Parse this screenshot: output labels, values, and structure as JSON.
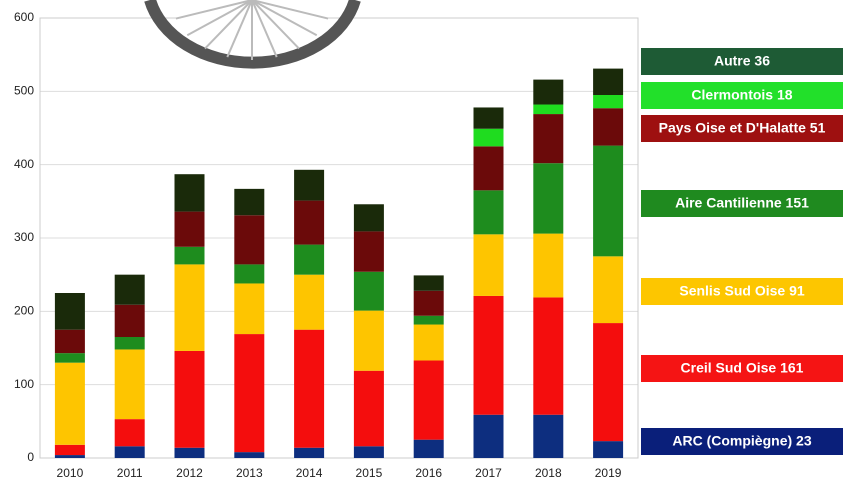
{
  "chart_data": {
    "type": "stacked_bar",
    "categories": [
      "2010",
      "2011",
      "2012",
      "2013",
      "2014",
      "2015",
      "2016",
      "2017",
      "2018",
      "2019"
    ],
    "series": [
      {
        "name": "ARC (Compiègne) 23",
        "color": "#0d2e7f",
        "legend_color": "#0a1f7a",
        "values": [
          4,
          16,
          14,
          8,
          14,
          16,
          25,
          59,
          59,
          23
        ]
      },
      {
        "name": "Creil Sud Oise 161",
        "color": "#f40d0d",
        "legend_color": "#f51414",
        "values": [
          14,
          37,
          132,
          161,
          161,
          103,
          108,
          162,
          160,
          161
        ]
      },
      {
        "name": "Senlis Sud Oise 91",
        "color": "#fec500",
        "legend_color": "#fdc600",
        "values": [
          112,
          95,
          118,
          69,
          75,
          82,
          49,
          84,
          87,
          91
        ]
      },
      {
        "name": "Aire Cantilienne 151",
        "color": "#1e8c1e",
        "legend_color": "#1f8a1f",
        "values": [
          13,
          17,
          24,
          26,
          41,
          53,
          12,
          60,
          96,
          151
        ]
      },
      {
        "name": "Pays Oise et D'Halatte 51",
        "color": "#6b0a0a",
        "legend_color": "#9e1010",
        "values": [
          32,
          44,
          48,
          67,
          60,
          55,
          34,
          60,
          67,
          51
        ]
      },
      {
        "name": "Clermontois 18",
        "color": "#1fdc1f",
        "legend_color": "#22e02a",
        "values": [
          0,
          0,
          0,
          0,
          0,
          0,
          0,
          24,
          13,
          18
        ]
      },
      {
        "name": "Autre 36",
        "color": "#1a2a0a",
        "legend_color": "#1e5b35",
        "values": [
          50,
          41,
          51,
          36,
          42,
          37,
          21,
          29,
          34,
          36
        ]
      }
    ],
    "ylim": [
      0,
      600
    ],
    "yticks": [
      0,
      100,
      200,
      300,
      400,
      500,
      600
    ],
    "grid": true
  }
}
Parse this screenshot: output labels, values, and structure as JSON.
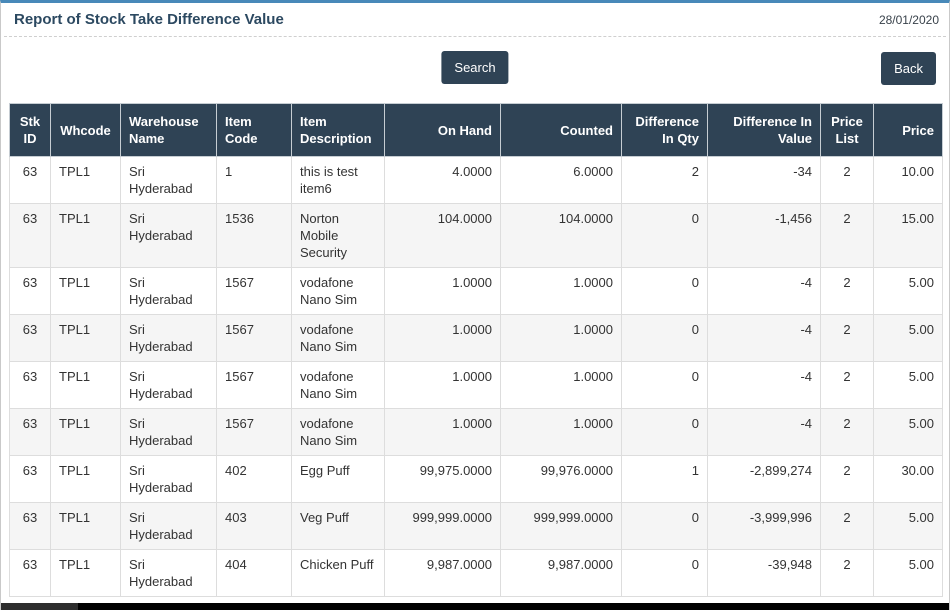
{
  "page": {
    "title": "Report of Stock Take Difference Value",
    "date": "28/01/2020"
  },
  "toolbar": {
    "search_label": "Search",
    "back_label": "Back"
  },
  "colors": {
    "header_bg": "#2f4355",
    "accent_top_bar": "#4889b9",
    "title_text": "#2c4961",
    "row_stripe": "#f5f5f5",
    "table_border": "#dddddd",
    "scrollbar": "#000000"
  },
  "table": {
    "columns": [
      {
        "key": "stk_id",
        "label": "Stk ID"
      },
      {
        "key": "whcode",
        "label": "Whcode"
      },
      {
        "key": "warehouse_name",
        "label": "Warehouse Name"
      },
      {
        "key": "item_code",
        "label": "Item Code"
      },
      {
        "key": "item_description",
        "label": "Item Description"
      },
      {
        "key": "on_hand",
        "label": "On Hand"
      },
      {
        "key": "counted",
        "label": "Counted"
      },
      {
        "key": "difference_in_qty",
        "label": "Difference In Qty"
      },
      {
        "key": "difference_in_value",
        "label": "Difference In Value"
      },
      {
        "key": "price_list",
        "label": "Price List"
      },
      {
        "key": "price",
        "label": "Price"
      }
    ],
    "rows": [
      {
        "stk_id": "63",
        "whcode": "TPL1",
        "warehouse_name": "Sri Hyderabad",
        "item_code": "1",
        "item_description": "this is test item6",
        "on_hand": "4.0000",
        "counted": "6.0000",
        "difference_in_qty": "2",
        "difference_in_value": "-34",
        "price_list": "2",
        "price": "10.00"
      },
      {
        "stk_id": "63",
        "whcode": "TPL1",
        "warehouse_name": "Sri Hyderabad",
        "item_code": "1536",
        "item_description": "Norton Mobile Security",
        "on_hand": "104.0000",
        "counted": "104.0000",
        "difference_in_qty": "0",
        "difference_in_value": "-1,456",
        "price_list": "2",
        "price": "15.00"
      },
      {
        "stk_id": "63",
        "whcode": "TPL1",
        "warehouse_name": "Sri Hyderabad",
        "item_code": "1567",
        "item_description": "vodafone Nano Sim",
        "on_hand": "1.0000",
        "counted": "1.0000",
        "difference_in_qty": "0",
        "difference_in_value": "-4",
        "price_list": "2",
        "price": "5.00"
      },
      {
        "stk_id": "63",
        "whcode": "TPL1",
        "warehouse_name": "Sri Hyderabad",
        "item_code": "1567",
        "item_description": "vodafone Nano Sim",
        "on_hand": "1.0000",
        "counted": "1.0000",
        "difference_in_qty": "0",
        "difference_in_value": "-4",
        "price_list": "2",
        "price": "5.00"
      },
      {
        "stk_id": "63",
        "whcode": "TPL1",
        "warehouse_name": "Sri Hyderabad",
        "item_code": "1567",
        "item_description": "vodafone Nano Sim",
        "on_hand": "1.0000",
        "counted": "1.0000",
        "difference_in_qty": "0",
        "difference_in_value": "-4",
        "price_list": "2",
        "price": "5.00"
      },
      {
        "stk_id": "63",
        "whcode": "TPL1",
        "warehouse_name": "Sri Hyderabad",
        "item_code": "1567",
        "item_description": "vodafone Nano Sim",
        "on_hand": "1.0000",
        "counted": "1.0000",
        "difference_in_qty": "0",
        "difference_in_value": "-4",
        "price_list": "2",
        "price": "5.00"
      },
      {
        "stk_id": "63",
        "whcode": "TPL1",
        "warehouse_name": "Sri Hyderabad",
        "item_code": "402",
        "item_description": "Egg Puff",
        "on_hand": "99,975.0000",
        "counted": "99,976.0000",
        "difference_in_qty": "1",
        "difference_in_value": "-2,899,274",
        "price_list": "2",
        "price": "30.00"
      },
      {
        "stk_id": "63",
        "whcode": "TPL1",
        "warehouse_name": "Sri Hyderabad",
        "item_code": "403",
        "item_description": "Veg Puff",
        "on_hand": "999,999.0000",
        "counted": "999,999.0000",
        "difference_in_qty": "0",
        "difference_in_value": "-3,999,996",
        "price_list": "2",
        "price": "5.00"
      },
      {
        "stk_id": "63",
        "whcode": "TPL1",
        "warehouse_name": "Sri Hyderabad",
        "item_code": "404",
        "item_description": "Chicken Puff",
        "on_hand": "9,987.0000",
        "counted": "9,987.0000",
        "difference_in_qty": "0",
        "difference_in_value": "-39,948",
        "price_list": "2",
        "price": "5.00"
      }
    ]
  }
}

-*-

● Set problem
From the data above, work out how many lines contain the string "Oise" and reply with only the number.

● Completed task
3